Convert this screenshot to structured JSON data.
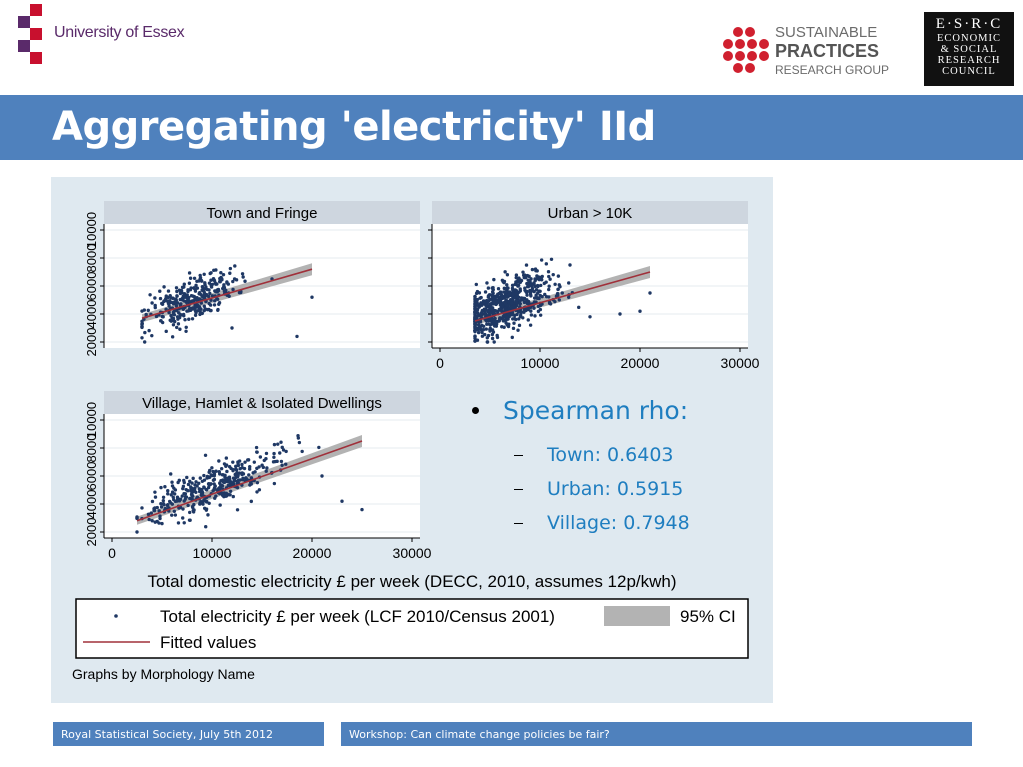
{
  "header": {
    "university": "University of Essex",
    "spr_line1": "SUSTAINABLE",
    "spr_line2": "PRACTICES",
    "spr_line3": "RESEARCH GROUP",
    "esrc_line1": "E·S·R·C",
    "esrc_line2": "ECONOMIC",
    "esrc_line3": "& SOCIAL",
    "esrc_line4": "RESEARCH",
    "esrc_line5": "COUNCIL"
  },
  "slide": {
    "title": "Aggregating 'electricity' IId"
  },
  "bullets": {
    "main": "Spearman rho:",
    "items": [
      "Town: 0.6403",
      "Urban:  0.5915",
      "Village:  0.7948"
    ]
  },
  "footer": {
    "left": "Royal Statistical Society, July 5th 2012",
    "right": "Workshop: Can climate change policies be fair?"
  },
  "colors": {
    "title_bar": "#4f81bd",
    "points": "#1f3864",
    "fit_line": "#a0303a",
    "ci_band": "#b3b3b3",
    "panel_header": "#ced6df",
    "bullet_text": "#1f7ec0"
  },
  "chart_data": {
    "type": "scatter",
    "xlabel": "Total domestic electricity £ per week (DECC, 2010, assumes 12p/kwh)",
    "xlim": [
      0,
      30000
    ],
    "xticks": [
      "0",
      "10000",
      "20000",
      "30000"
    ],
    "ylim": [
      2000,
      10000
    ],
    "yticks": [
      "2000",
      "4000",
      "6000",
      "8000",
      "10000"
    ],
    "legend": {
      "points_label": "Total electricity £ per week (LCF 2010/Census 2001)",
      "ci_label": "95% CI",
      "fit_label": "Fitted values"
    },
    "note": "Graphs by Morphology Name",
    "panels": [
      {
        "title": "Town and Fringe",
        "x_range": [
          3000,
          20000
        ],
        "fit": [
          [
            3000,
            3700
          ],
          [
            20000,
            7200
          ]
        ],
        "cloud": {
          "x_center": 8000,
          "x_sd": 2200,
          "y_center": 5000,
          "y_sd": 1000,
          "n": 320,
          "rho": 0.64
        },
        "outliers": [
          [
            20000,
            5200
          ],
          [
            18500,
            2400
          ],
          [
            3000,
            2300
          ],
          [
            16000,
            6500
          ],
          [
            12000,
            3000
          ]
        ]
      },
      {
        "title": "Urban > 10K",
        "x_range": [
          3500,
          21000
        ],
        "fit": [
          [
            3500,
            3500
          ],
          [
            21000,
            7000
          ]
        ],
        "cloud": {
          "x_center": 6500,
          "x_sd": 2300,
          "y_center": 4600,
          "y_sd": 1100,
          "n": 650,
          "rho": 0.59
        },
        "outliers": [
          [
            21000,
            5500
          ],
          [
            18000,
            4000
          ],
          [
            15000,
            3800
          ],
          [
            13000,
            7500
          ],
          [
            20000,
            4200
          ]
        ]
      },
      {
        "title": "Village, Hamlet & Isolated Dwellings",
        "x_range": [
          2500,
          25000
        ],
        "fit": [
          [
            2500,
            2800
          ],
          [
            25000,
            8500
          ]
        ],
        "cloud": {
          "x_center": 10000,
          "x_sd": 3600,
          "y_center": 5200,
          "y_sd": 1300,
          "n": 380,
          "rho": 0.79
        },
        "outliers": [
          [
            25000,
            3600
          ],
          [
            23000,
            4200
          ],
          [
            21000,
            6000
          ],
          [
            5000,
            2600
          ]
        ]
      }
    ]
  }
}
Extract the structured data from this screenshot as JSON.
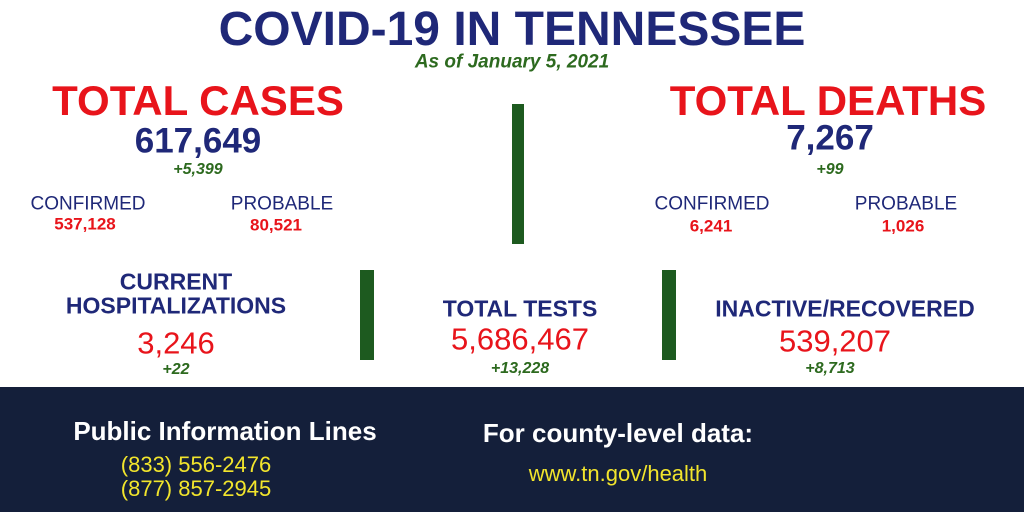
{
  "header": {
    "title": "COVID-19 IN TENNESSEE",
    "subtitle": "As of January 5, 2021"
  },
  "total_cases": {
    "label": "TOTAL CASES",
    "value": "617,649",
    "change": "+5,399",
    "confirmed": {
      "label": "CONFIRMED",
      "value": "537,128"
    },
    "probable": {
      "label": "PROBABLE",
      "value": "80,521"
    }
  },
  "total_deaths": {
    "label": "TOTAL DEATHS",
    "value": "7,267",
    "change": "+99",
    "confirmed": {
      "label": "CONFIRMED",
      "value": "6,241"
    },
    "probable": {
      "label": "PROBABLE",
      "value": "1,026"
    }
  },
  "hospitalizations": {
    "label_lines": [
      "CURRENT",
      "HOSPITALIZATIONS"
    ],
    "value": "3,246",
    "change": "+22"
  },
  "total_tests": {
    "label": "TOTAL TESTS",
    "value": "5,686,467",
    "change": "+13,228"
  },
  "recovered": {
    "label": "INACTIVE/RECOVERED",
    "value": "539,207",
    "change": "+8,713"
  },
  "footer": {
    "info_title": "Public Information Lines",
    "phones": [
      "(833) 556-2476",
      "(877) 857-2945"
    ],
    "county_title": "For county-level data:",
    "url": "www.tn.gov/health"
  }
}
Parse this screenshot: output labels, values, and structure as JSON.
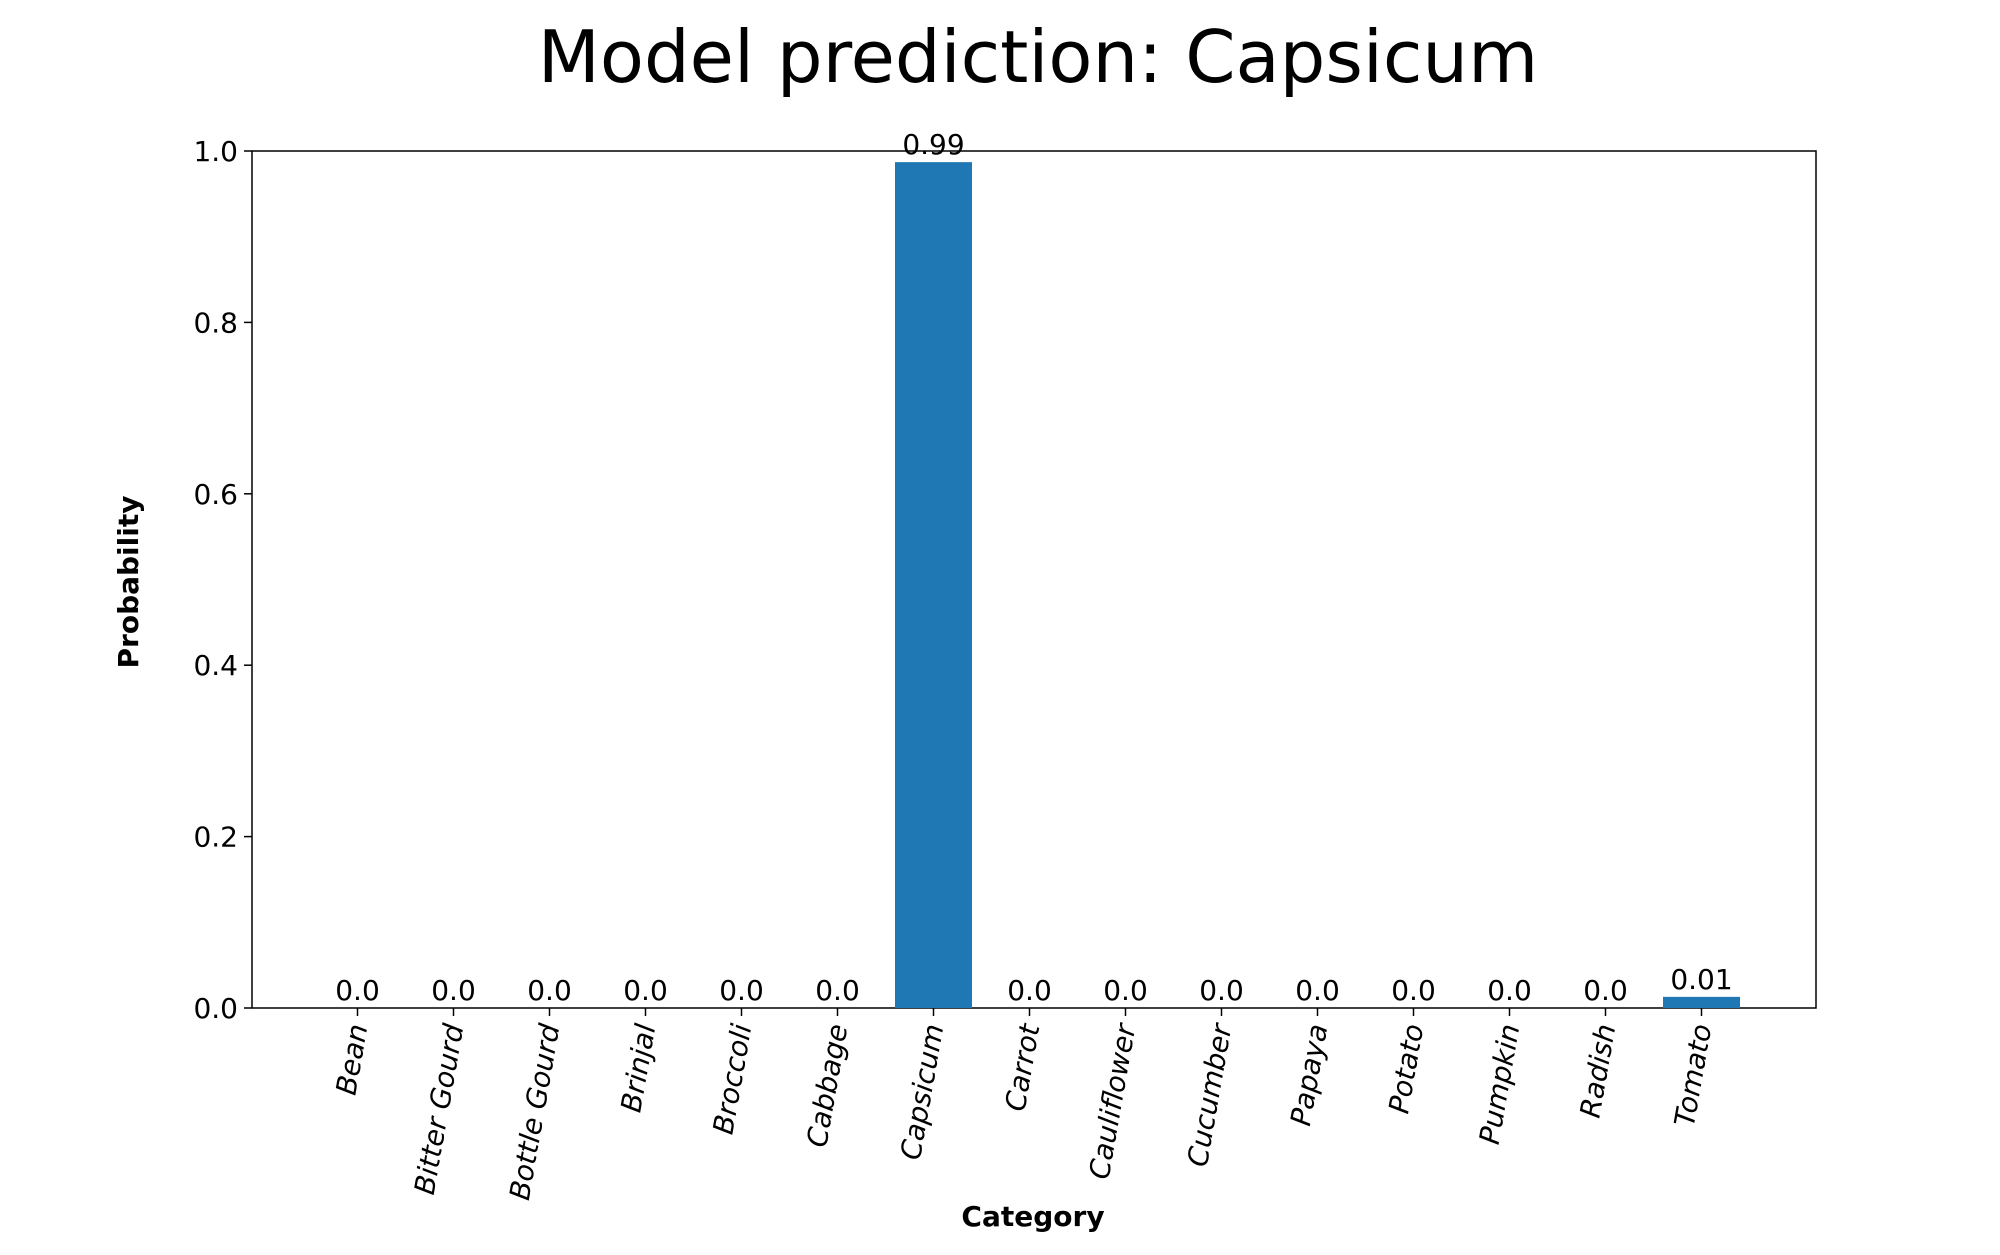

§

● Written problem:
Repeat the material verbatim. Do not carry over any picture.

● Output of the exercise:
Convert this screenshot to structured JSON data.
{
  "header": {
    "university": "University of Essex",
    "spr_line1": "SUSTAINABLE",
    "spr_line2": "PRACTICES",
    "spr_line3": "RESEARCH GROUP",
    "esrc_line1": "E·S·R·C",
    "esrc_line2": "ECONOMIC",
    "esrc_line3": "& SOCIAL",
    "esrc_line4": "RESEARCH",
    "esrc_line5": "COUNCIL"
  },
  "slide": {
    "title": "Aggregating 'electricity' IId"
  },
  "bullets": {
    "main": "Spearman rho:",
    "items": [
      "Town: 0.6403",
      "Urban:  0.5915",
      "Village:  0.7948"
    ]
  },
  "footer": {
    "left": "Royal Statistical Society, July 5th 2012",
    "right": "Workshop: Can climate change policies be fair?"
  },
  "colors": {
    "title_bar": "#4f81bd",
    "points": "#1f3864",
    "fit_line": "#a0303a",
    "ci_band": "#b3b3b3",
    "panel_header": "#ced6df",
    "bullet_text": "#1f7ec0"
  },
  "chart_data": {
    "type": "scatter",
    "xlabel": "Total domestic electricity £ per week (DECC, 2010, assumes 12p/kwh)",
    "xlim": [
      0,
      30000
    ],
    "xticks": [
      "0",
      "10000",
      "20000",
      "30000"
    ],
    "ylim": [
      2000,
      10000
    ],
    "yticks": [
      "2000",
      "4000",
      "6000",
      "8000",
      "10000"
    ],
    "legend": {
      "points_label": "Total electricity £ per week (LCF 2010/Census 2001)",
      "ci_label": "95% CI",
      "fit_label": "Fitted values"
    },
    "note": "Graphs by Morphology Name",
    "panels": [
      {
        "title": "Town and Fringe",
        "x_range": [
          3000,
          20000
        ],
        "fit": [
          [
            3000,
            3700
          ],
          [
            20000,
            7200
          ]
        ],
        "cloud": {
          "x_center": 8000,
          "x_sd": 2200,
          "y_center": 5000,
          "y_sd": 1000,
          "n": 320,
          "rho": 0.64
        },
        "outliers": [
          [
            20000,
            5200
          ],
          [
            18500,
            2400
          ],
          [
            3000,
            2300
          ],
          [
            16000,
            6500
          ],
          [
            12000,
            3000
          ]
        ]
      },
      {
        "title": "Urban > 10K",
        "x_range": [
          3500,
          21000
        ],
        "fit": [
          [
            3500,
            3500
          ],
          [
            21000,
            7000
          ]
        ],
        "cloud": {
          "x_center": 6500,
          "x_sd": 2300,
          "y_center": 4600,
          "y_sd": 1100,
          "n": 650,
          "rho": 0.59
        },
        "outliers": [
          [
            21000,
            5500
          ],
          [
            18000,
            4000
          ],
          [
            15000,
            3800
          ],
          [
            13000,
            7500
          ],
          [
            20000,
            4200
          ]
        ]
      },
      {
        "title": "Village, Hamlet & Isolated Dwellings",
        "x_range": [
          2500,
          25000
        ],
        "fit": [
          [
            2500,
            2800
          ],
          [
            25000,
            8500
          ]
        ],
        "cloud": {
          "x_center": 10000,
          "x_sd": 3600,
          "y_center": 5200,
          "y_sd": 1300,
          "n": 380,
          "rho": 0.79
        },
        "outliers": [
          [
            25000,
            3600
          ],
          [
            23000,
            4200
          ],
          [
            21000,
            6000
          ],
          [
            5000,
            2600
          ]
        ]
      }
    ]
  }
}
Extract the structured data from this screenshot as JSON.
{
  "header": {
    "title": "COVID-19 IN TENNESSEE",
    "subtitle": "As of January 5, 2021"
  },
  "total_cases": {
    "label": "TOTAL CASES",
    "value": "617,649",
    "change": "+5,399",
    "confirmed": {
      "label": "CONFIRMED",
      "value": "537,128"
    },
    "probable": {
      "label": "PROBABLE",
      "value": "80,521"
    }
  },
  "total_deaths": {
    "label": "TOTAL DEATHS",
    "value": "7,267",
    "change": "+99",
    "confirmed": {
      "label": "CONFIRMED",
      "value": "6,241"
    },
    "probable": {
      "label": "PROBABLE",
      "value": "1,026"
    }
  },
  "hospitalizations": {
    "label_lines": [
      "CURRENT",
      "HOSPITALIZATIONS"
    ],
    "value": "3,246",
    "change": "+22"
  },
  "total_tests": {
    "label": "TOTAL TESTS",
    "value": "5,686,467",
    "change": "+13,228"
  },
  "recovered": {
    "label": "INACTIVE/RECOVERED",
    "value": "539,207",
    "change": "+8,713"
  },
  "footer": {
    "info_title": "Public Information Lines",
    "phones": [
      "(833) 556-2476",
      "(877) 857-2945"
    ],
    "county_title": "For county-level data:",
    "url": "www.tn.gov/health"
  }
}
Parse this screenshot: output labels, values, and structure as JSON.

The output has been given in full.